Lines containing "copy" are to be counted. Give the number and nothing more.

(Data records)
*****
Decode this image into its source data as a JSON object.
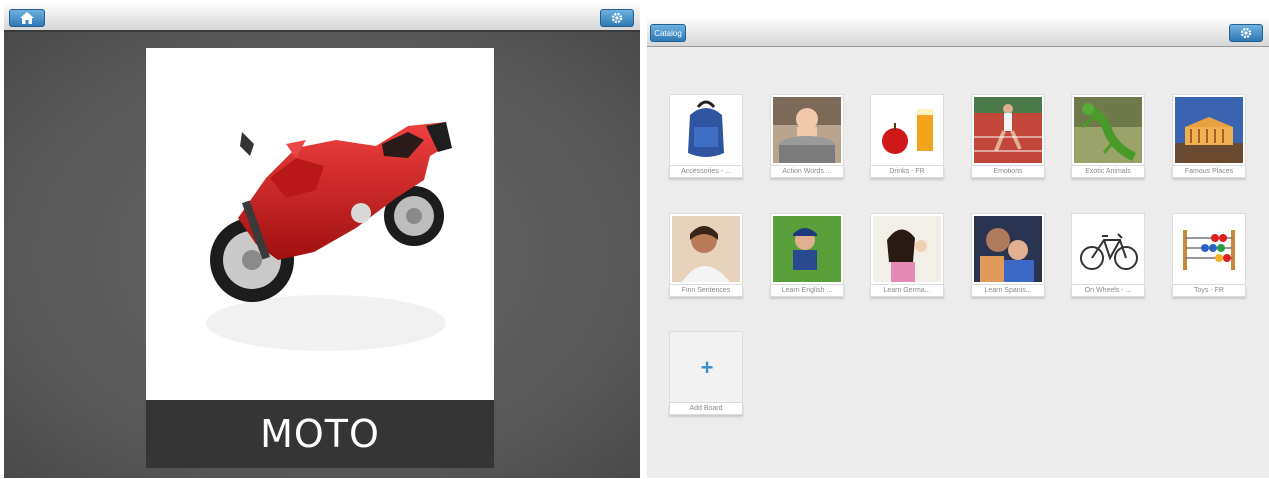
{
  "left_screen": {
    "home_icon": "home-icon",
    "settings_icon": "gear-icon",
    "card": {
      "label": "MOTO",
      "image": "red-motorcycle"
    }
  },
  "right_screen": {
    "catalog_label": "Catalog",
    "settings_icon": "gear-icon",
    "boards": [
      {
        "label": "Accessories - ...",
        "image": "backpack"
      },
      {
        "label": "Action Words ...",
        "image": "baby-in-bucket"
      },
      {
        "label": "Drinks - FR",
        "image": "apple-and-juice"
      },
      {
        "label": "Emotions",
        "image": "runner-on-track"
      },
      {
        "label": "Exotic Animals",
        "image": "green-lizard"
      },
      {
        "label": "Famous Places",
        "image": "lit-up-monument"
      },
      {
        "label": "Finn Sentences",
        "image": "smiling-woman"
      },
      {
        "label": "Learn English ...",
        "image": "boy-in-grass"
      },
      {
        "label": "Learn Germa...",
        "image": "girl-eating"
      },
      {
        "label": "Learn Spanis...",
        "image": "mother-and-child"
      },
      {
        "label": "On Wheels - ...",
        "image": "bicycle"
      },
      {
        "label": "Toys - FR",
        "image": "abacus"
      }
    ],
    "add_board": {
      "symbol": "+",
      "label": "Add Board"
    }
  },
  "colors": {
    "button_blue": "#3d8cc8",
    "label_bar": "#353535",
    "motorcycle_red": "#d42020"
  }
}
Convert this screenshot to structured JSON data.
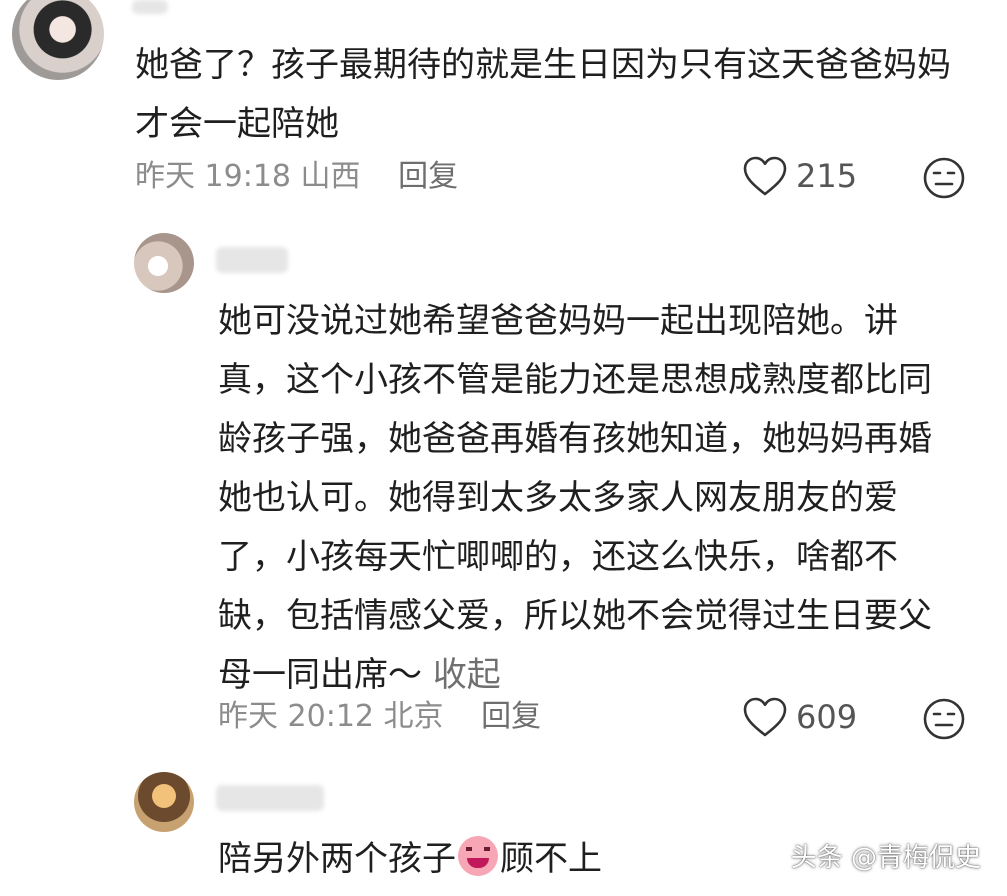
{
  "comments": [
    {
      "text": "她爸了？孩子最期待的就是生日因为只有这天爸爸妈妈才会一起陪她",
      "time": "昨天 19:18 山西",
      "reply": "回复",
      "likes": "215"
    },
    {
      "text": "她可没说过她希望爸爸妈妈一起出现陪她。讲真，这个小孩不管是能力还是思想成熟度都比同龄孩子强，她爸爸再婚有孩她知道，她妈妈再婚她也认可。她得到太多太多家人网友朋友的爱了，小孩每天忙唧唧的，还这么快乐，啥都不缺，包括情感父爱，所以她不会觉得过生日要父母一同出席～",
      "collapse": "收起",
      "time": "昨天 20:12 北京",
      "reply": "回复",
      "likes": "609"
    },
    {
      "text_before": "陪另外两个孩子",
      "text_after": "顾不上"
    }
  ],
  "watermark": "头条 @青梅侃史",
  "colors": {
    "text": "#1f1f1f",
    "meta": "#8c8c8c",
    "background": "#ffffff"
  },
  "icons": [
    "heart-icon",
    "dislike-face-icon",
    "emoji-icon"
  ]
}
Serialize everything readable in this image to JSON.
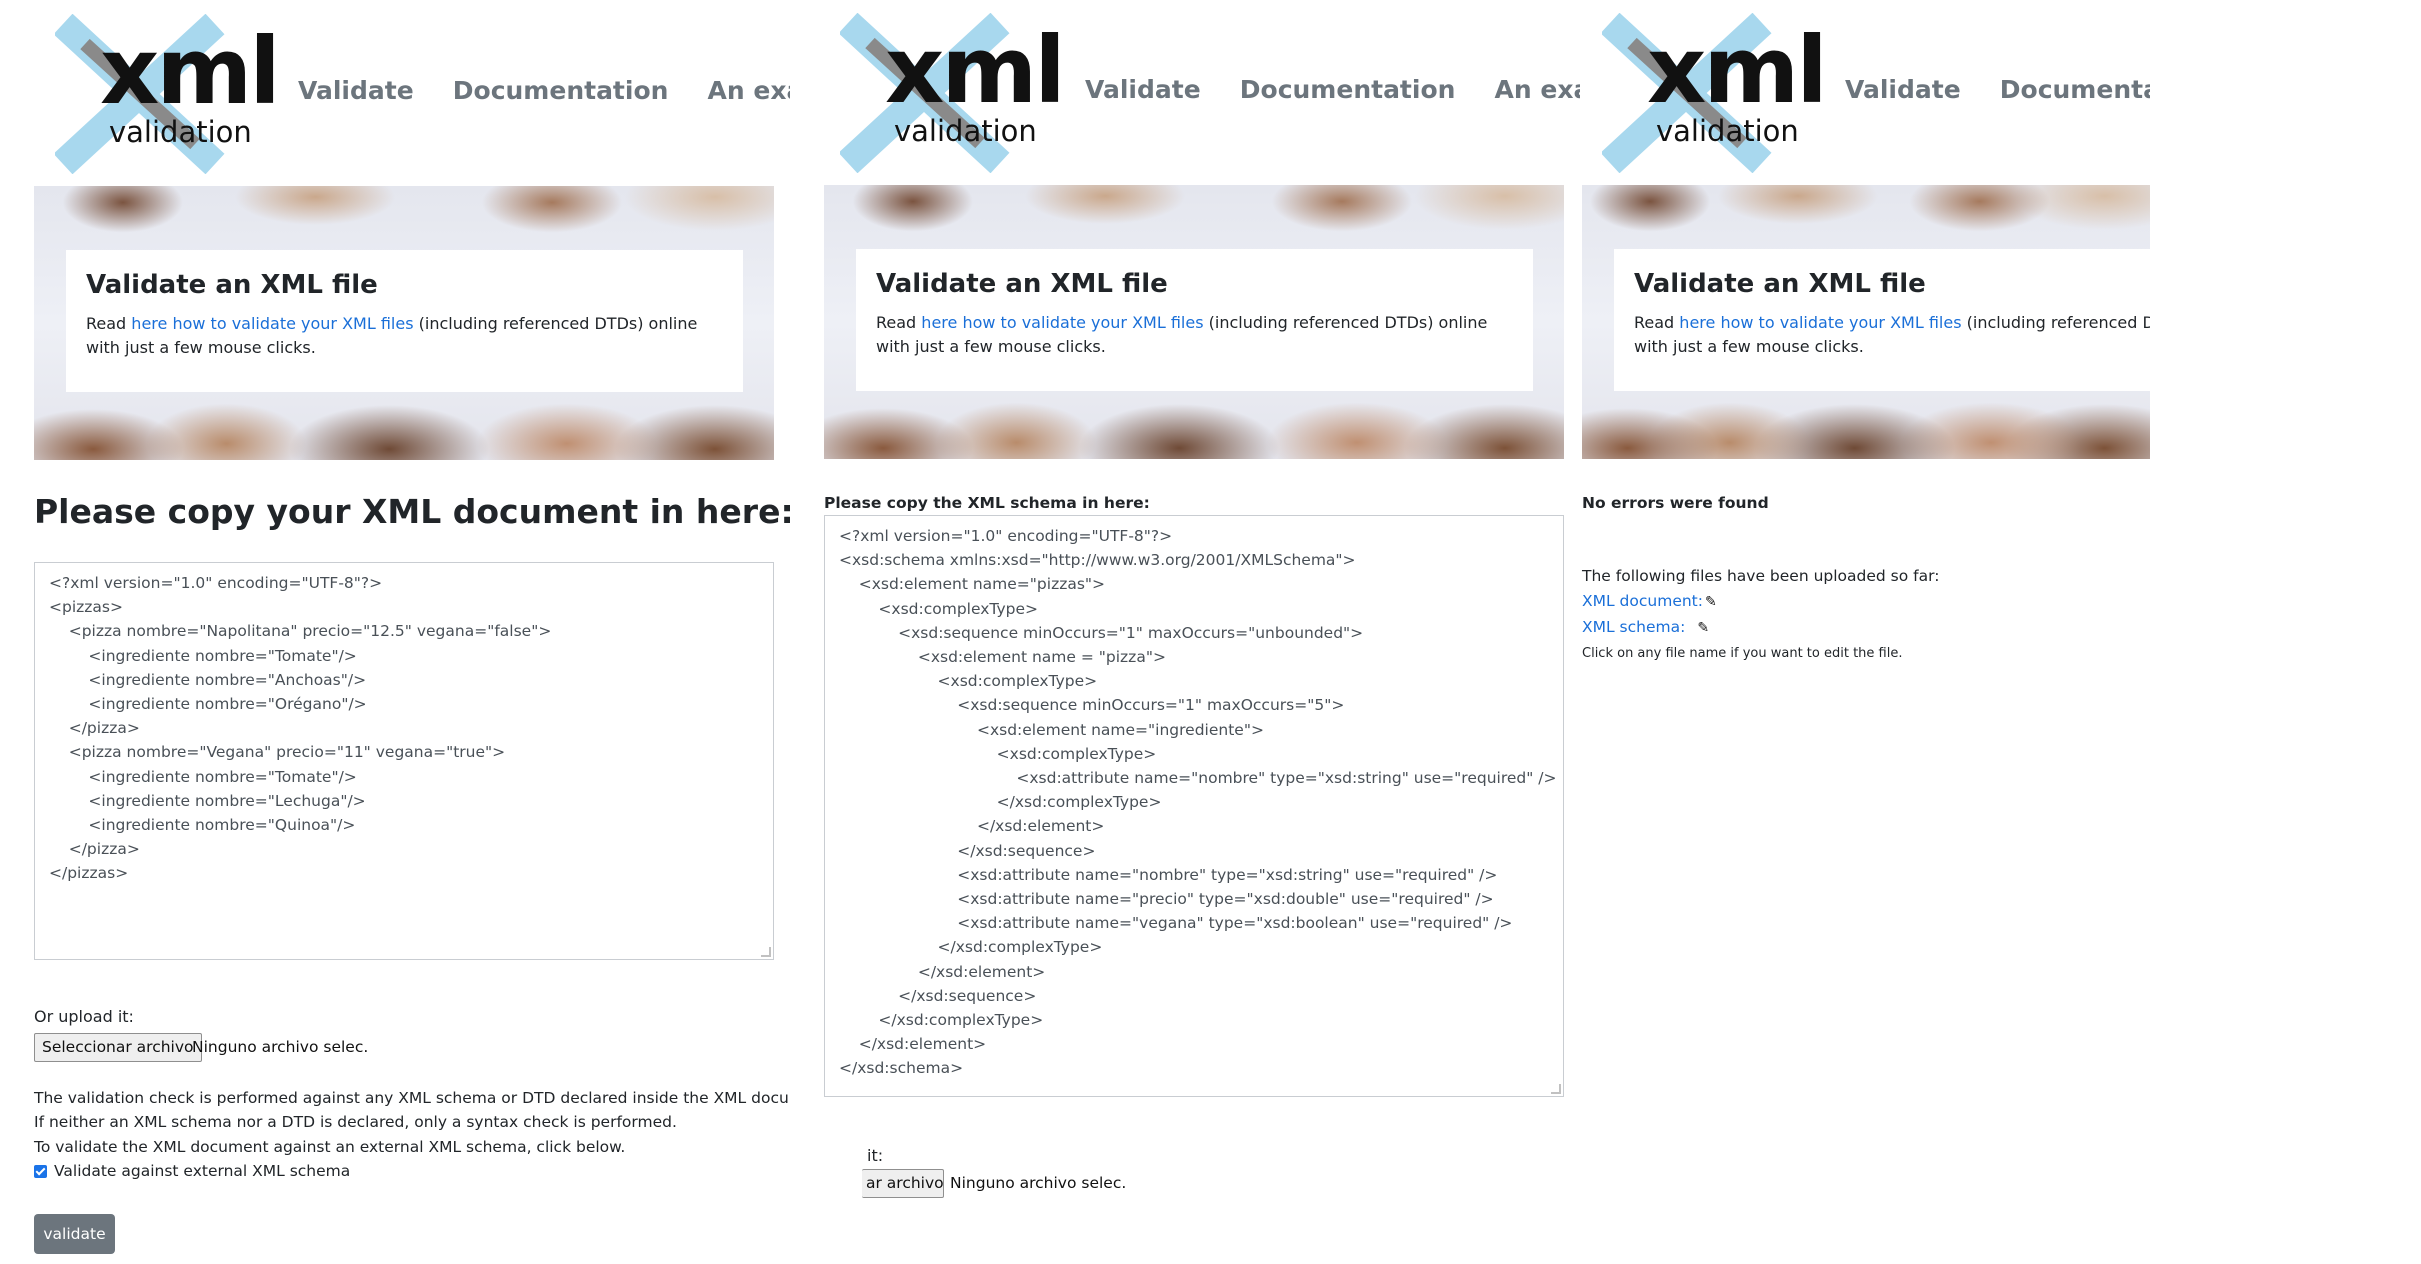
{
  "logo": {
    "word": "xml",
    "sub": "validation"
  },
  "nav": [
    "Validate",
    "Documentation",
    "An example"
  ],
  "hero": {
    "title": "Validate an XML file",
    "text_before": "Read ",
    "link": "here how to validate your XML files",
    "text_after": " (including referenced DTDs) online with just a few mouse clicks."
  },
  "panel1": {
    "heading": "Please copy your XML document in here:",
    "xml_document": "<?xml version=\"1.0\" encoding=\"UTF-8\"?>\n<pizzas>\n    <pizza nombre=\"Napolitana\" precio=\"12.5\" vegana=\"false\">\n        <ingrediente nombre=\"Tomate\"/>\n        <ingrediente nombre=\"Anchoas\"/>\n        <ingrediente nombre=\"Orégano\"/>\n    </pizza>\n    <pizza nombre=\"Vegana\" precio=\"11\" vegana=\"true\">\n        <ingrediente nombre=\"Tomate\"/>\n        <ingrediente nombre=\"Lechuga\"/>\n        <ingrediente nombre=\"Quinoa\"/>\n    </pizza>\n</pizzas>",
    "upload_label": "Or upload it:",
    "file_button": "Seleccionar archivo",
    "file_none": "Ninguno archivo selec.",
    "info_lines": [
      "The validation check is performed against any XML schema or DTD declared inside the XML document.",
      "If neither an XML schema nor a DTD is declared, only a syntax check is performed.",
      "To validate the XML document against an external XML schema, click below."
    ],
    "checkbox_label": "Validate against external XML schema",
    "checkbox_checked": true,
    "validate_button": "validate"
  },
  "panel2": {
    "heading": "Please copy the XML schema in here:",
    "xml_schema": "<?xml version=\"1.0\" encoding=\"UTF-8\"?>\n<xsd:schema xmlns:xsd=\"http://www.w3.org/2001/XMLSchema\">\n    <xsd:element name=\"pizzas\">\n        <xsd:complexType>\n            <xsd:sequence minOccurs=\"1\" maxOccurs=\"unbounded\">\n                <xsd:element name = \"pizza\">\n                    <xsd:complexType>\n                        <xsd:sequence minOccurs=\"1\" maxOccurs=\"5\">\n                            <xsd:element name=\"ingrediente\">\n                                <xsd:complexType>\n                                    <xsd:attribute name=\"nombre\" type=\"xsd:string\" use=\"required\" />\n                                </xsd:complexType>\n                            </xsd:element>\n                        </xsd:sequence>\n                        <xsd:attribute name=\"nombre\" type=\"xsd:string\" use=\"required\" />\n                        <xsd:attribute name=\"precio\" type=\"xsd:double\" use=\"required\" />\n                        <xsd:attribute name=\"vegana\" type=\"xsd:boolean\" use=\"required\" />\n                    </xsd:complexType>\n                </xsd:element>\n            </xsd:sequence>\n        </xsd:complexType>\n    </xsd:element>\n</xsd:schema>",
    "upload_label": "it:",
    "file_button": "ar archivo",
    "file_none": "Ninguno archivo selec."
  },
  "panel3": {
    "result": "No errors were found",
    "uploaded_heading": "The following files have been uploaded so far:",
    "file1": "XML document:",
    "file2": "XML schema:",
    "hint": "Click on any file name if you want to edit the file."
  },
  "colors": {
    "link": "#1a6fd8",
    "button": "#6c757d",
    "logo_x": "#a8d8ee",
    "nav": "#6c757d"
  }
}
*****
— Written answer —
2